[Start Material shown]

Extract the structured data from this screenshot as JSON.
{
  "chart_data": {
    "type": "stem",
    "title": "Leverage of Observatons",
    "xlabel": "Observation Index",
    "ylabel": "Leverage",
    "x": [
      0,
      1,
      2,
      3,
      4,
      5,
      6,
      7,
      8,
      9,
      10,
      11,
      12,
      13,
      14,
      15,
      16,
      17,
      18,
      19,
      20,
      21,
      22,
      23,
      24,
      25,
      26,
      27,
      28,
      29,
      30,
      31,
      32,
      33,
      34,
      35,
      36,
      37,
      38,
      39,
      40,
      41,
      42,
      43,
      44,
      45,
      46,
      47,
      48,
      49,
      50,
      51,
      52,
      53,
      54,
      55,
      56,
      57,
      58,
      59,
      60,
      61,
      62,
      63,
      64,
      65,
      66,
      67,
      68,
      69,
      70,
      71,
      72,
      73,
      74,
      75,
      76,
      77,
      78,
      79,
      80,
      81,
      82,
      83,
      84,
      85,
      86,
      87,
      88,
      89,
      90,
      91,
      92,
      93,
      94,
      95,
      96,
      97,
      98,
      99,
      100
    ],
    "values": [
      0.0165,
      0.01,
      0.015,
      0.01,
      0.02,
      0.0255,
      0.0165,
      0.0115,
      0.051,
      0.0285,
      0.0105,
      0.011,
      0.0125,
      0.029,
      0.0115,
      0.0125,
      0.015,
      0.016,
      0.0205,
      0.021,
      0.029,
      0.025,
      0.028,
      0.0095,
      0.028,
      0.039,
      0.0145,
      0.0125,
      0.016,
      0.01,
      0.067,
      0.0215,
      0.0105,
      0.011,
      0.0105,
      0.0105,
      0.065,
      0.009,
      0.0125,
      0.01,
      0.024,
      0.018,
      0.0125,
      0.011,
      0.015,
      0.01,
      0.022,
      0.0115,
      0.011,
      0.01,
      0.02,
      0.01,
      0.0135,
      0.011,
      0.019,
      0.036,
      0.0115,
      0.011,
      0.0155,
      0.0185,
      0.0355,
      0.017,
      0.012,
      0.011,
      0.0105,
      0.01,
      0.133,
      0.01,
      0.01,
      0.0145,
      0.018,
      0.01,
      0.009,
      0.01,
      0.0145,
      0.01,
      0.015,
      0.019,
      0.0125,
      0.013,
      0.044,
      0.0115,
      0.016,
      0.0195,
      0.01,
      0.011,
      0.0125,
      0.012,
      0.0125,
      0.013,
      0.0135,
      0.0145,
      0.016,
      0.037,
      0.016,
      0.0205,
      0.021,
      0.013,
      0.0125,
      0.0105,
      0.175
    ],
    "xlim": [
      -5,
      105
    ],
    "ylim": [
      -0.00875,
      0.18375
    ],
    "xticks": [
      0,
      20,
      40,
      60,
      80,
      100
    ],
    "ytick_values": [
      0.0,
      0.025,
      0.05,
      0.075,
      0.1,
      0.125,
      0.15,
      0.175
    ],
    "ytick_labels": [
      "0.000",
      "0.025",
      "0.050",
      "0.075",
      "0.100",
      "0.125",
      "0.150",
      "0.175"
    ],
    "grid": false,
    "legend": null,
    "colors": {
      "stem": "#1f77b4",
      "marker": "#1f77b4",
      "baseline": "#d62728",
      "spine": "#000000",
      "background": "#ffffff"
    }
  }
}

[End Material shown]

#### Problem to work on
From the records above, extract every line exactly as it stands.

#### Answer to the task
Extract the structured data from this screenshot as JSON.
{
  "chart_data": {
    "type": "stem",
    "title": "Leverage of Observatons",
    "xlabel": "Observation Index",
    "ylabel": "Leverage",
    "x": [
      0,
      1,
      2,
      3,
      4,
      5,
      6,
      7,
      8,
      9,
      10,
      11,
      12,
      13,
      14,
      15,
      16,
      17,
      18,
      19,
      20,
      21,
      22,
      23,
      24,
      25,
      26,
      27,
      28,
      29,
      30,
      31,
      32,
      33,
      34,
      35,
      36,
      37,
      38,
      39,
      40,
      41,
      42,
      43,
      44,
      45,
      46,
      47,
      48,
      49,
      50,
      51,
      52,
      53,
      54,
      55,
      56,
      57,
      58,
      59,
      60,
      61,
      62,
      63,
      64,
      65,
      66,
      67,
      68,
      69,
      70,
      71,
      72,
      73,
      74,
      75,
      76,
      77,
      78,
      79,
      80,
      81,
      82,
      83,
      84,
      85,
      86,
      87,
      88,
      89,
      90,
      91,
      92,
      93,
      94,
      95,
      96,
      97,
      98,
      99,
      100
    ],
    "values": [
      0.0165,
      0.01,
      0.015,
      0.01,
      0.02,
      0.0255,
      0.0165,
      0.0115,
      0.051,
      0.0285,
      0.0105,
      0.011,
      0.0125,
      0.029,
      0.0115,
      0.0125,
      0.015,
      0.016,
      0.0205,
      0.021,
      0.029,
      0.025,
      0.028,
      0.0095,
      0.028,
      0.039,
      0.0145,
      0.0125,
      0.016,
      0.01,
      0.067,
      0.0215,
      0.0105,
      0.011,
      0.0105,
      0.0105,
      0.065,
      0.009,
      0.0125,
      0.01,
      0.024,
      0.018,
      0.0125,
      0.011,
      0.015,
      0.01,
      0.022,
      0.0115,
      0.011,
      0.01,
      0.02,
      0.01,
      0.0135,
      0.011,
      0.019,
      0.036,
      0.0115,
      0.011,
      0.0155,
      0.0185,
      0.0355,
      0.017,
      0.012,
      0.011,
      0.0105,
      0.01,
      0.133,
      0.01,
      0.01,
      0.0145,
      0.018,
      0.01,
      0.009,
      0.01,
      0.0145,
      0.01,
      0.015,
      0.019,
      0.0125,
      0.013,
      0.044,
      0.0115,
      0.016,
      0.0195,
      0.01,
      0.011,
      0.0125,
      0.012,
      0.0125,
      0.013,
      0.0135,
      0.0145,
      0.016,
      0.037,
      0.016,
      0.0205,
      0.021,
      0.013,
      0.0125,
      0.0105,
      0.175
    ],
    "xlim": [
      -5,
      105
    ],
    "ylim": [
      -0.00875,
      0.18375
    ],
    "xticks": [
      0,
      20,
      40,
      60,
      80,
      100
    ],
    "ytick_values": [
      0.0,
      0.025,
      0.05,
      0.075,
      0.1,
      0.125,
      0.15,
      0.175
    ],
    "ytick_labels": [
      "0.000",
      "0.025",
      "0.050",
      "0.075",
      "0.100",
      "0.125",
      "0.150",
      "0.175"
    ],
    "grid": false,
    "legend": null,
    "colors": {
      "stem": "#1f77b4",
      "marker": "#1f77b4",
      "baseline": "#d62728",
      "spine": "#000000",
      "background": "#ffffff"
    }
  }
}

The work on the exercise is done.